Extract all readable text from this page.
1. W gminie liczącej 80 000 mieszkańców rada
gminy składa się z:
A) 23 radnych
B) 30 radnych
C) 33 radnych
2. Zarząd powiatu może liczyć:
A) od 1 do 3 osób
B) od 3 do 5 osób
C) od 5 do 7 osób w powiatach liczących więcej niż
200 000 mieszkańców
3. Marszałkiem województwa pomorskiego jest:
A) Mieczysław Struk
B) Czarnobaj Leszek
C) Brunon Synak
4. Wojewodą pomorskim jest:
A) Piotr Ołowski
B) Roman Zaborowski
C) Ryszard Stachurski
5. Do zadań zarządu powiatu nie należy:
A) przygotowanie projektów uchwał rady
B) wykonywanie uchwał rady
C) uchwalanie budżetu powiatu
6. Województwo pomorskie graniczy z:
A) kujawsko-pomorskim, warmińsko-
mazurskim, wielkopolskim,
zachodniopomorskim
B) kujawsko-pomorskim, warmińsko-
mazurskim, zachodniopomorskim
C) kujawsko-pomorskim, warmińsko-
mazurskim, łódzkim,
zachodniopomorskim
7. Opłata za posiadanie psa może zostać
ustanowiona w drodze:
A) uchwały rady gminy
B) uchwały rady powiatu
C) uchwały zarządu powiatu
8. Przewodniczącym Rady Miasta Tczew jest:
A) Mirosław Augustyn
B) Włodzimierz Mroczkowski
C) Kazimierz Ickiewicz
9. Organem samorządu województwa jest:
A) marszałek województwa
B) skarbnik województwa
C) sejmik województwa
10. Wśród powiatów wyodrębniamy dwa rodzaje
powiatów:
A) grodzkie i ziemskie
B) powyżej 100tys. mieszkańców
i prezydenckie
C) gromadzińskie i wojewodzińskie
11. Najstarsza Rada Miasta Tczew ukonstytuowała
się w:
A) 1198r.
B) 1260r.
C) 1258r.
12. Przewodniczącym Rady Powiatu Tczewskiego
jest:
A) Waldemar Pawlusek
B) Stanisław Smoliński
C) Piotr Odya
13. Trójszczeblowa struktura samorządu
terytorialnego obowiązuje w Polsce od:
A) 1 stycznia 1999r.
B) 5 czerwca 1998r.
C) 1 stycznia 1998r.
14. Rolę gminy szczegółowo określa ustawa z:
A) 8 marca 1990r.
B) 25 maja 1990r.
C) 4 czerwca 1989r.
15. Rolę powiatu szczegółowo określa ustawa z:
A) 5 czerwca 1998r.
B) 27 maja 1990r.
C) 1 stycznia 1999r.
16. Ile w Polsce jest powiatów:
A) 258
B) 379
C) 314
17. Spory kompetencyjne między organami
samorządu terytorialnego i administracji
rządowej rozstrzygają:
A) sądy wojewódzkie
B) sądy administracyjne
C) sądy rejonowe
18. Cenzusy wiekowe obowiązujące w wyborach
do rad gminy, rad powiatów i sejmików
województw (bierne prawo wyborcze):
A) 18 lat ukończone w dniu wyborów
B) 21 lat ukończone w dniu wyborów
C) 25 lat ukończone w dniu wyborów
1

> EXERCISE DIRECTIONS
Where a line in the entries holds "Polsce", copy that line.

> RESULT FOR THIS TASK
terytorialnego obowiązuje w Polsce od:
16. Ile w Polsce jest powiatów:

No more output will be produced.